--- Records for the task ---

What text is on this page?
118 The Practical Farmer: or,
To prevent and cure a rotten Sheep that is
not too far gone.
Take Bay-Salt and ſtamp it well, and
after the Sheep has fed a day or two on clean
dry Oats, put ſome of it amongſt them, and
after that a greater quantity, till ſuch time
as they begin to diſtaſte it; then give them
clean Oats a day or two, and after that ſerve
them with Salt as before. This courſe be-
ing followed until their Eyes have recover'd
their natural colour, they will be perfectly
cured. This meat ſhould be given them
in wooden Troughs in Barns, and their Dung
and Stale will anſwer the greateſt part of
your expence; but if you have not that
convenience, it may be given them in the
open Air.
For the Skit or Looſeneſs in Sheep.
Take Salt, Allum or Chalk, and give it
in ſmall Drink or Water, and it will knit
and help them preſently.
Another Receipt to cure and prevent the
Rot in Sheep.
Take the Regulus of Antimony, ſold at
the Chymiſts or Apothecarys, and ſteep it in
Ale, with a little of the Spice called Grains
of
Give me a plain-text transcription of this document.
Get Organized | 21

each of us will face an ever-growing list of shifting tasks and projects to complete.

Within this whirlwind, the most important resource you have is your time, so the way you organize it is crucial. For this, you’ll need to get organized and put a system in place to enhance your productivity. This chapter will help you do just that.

---

**Exercise requirements:** From the line with "Give me a plain-text" to the last line of the material, give every line again exactly, and only those lines.

**Solution for this task:**
Give me a plain-text transcription of this document.
Get Organized | 21

each of us will face an ever-growing list of shifting tasks and projects to complete.

Within this whirlwind, the most important resource you have is your time, so the way you organize it is crucial. For this, you’ll need to get organized and put a system in place to enhance your productivity. This chapter will help you do just that.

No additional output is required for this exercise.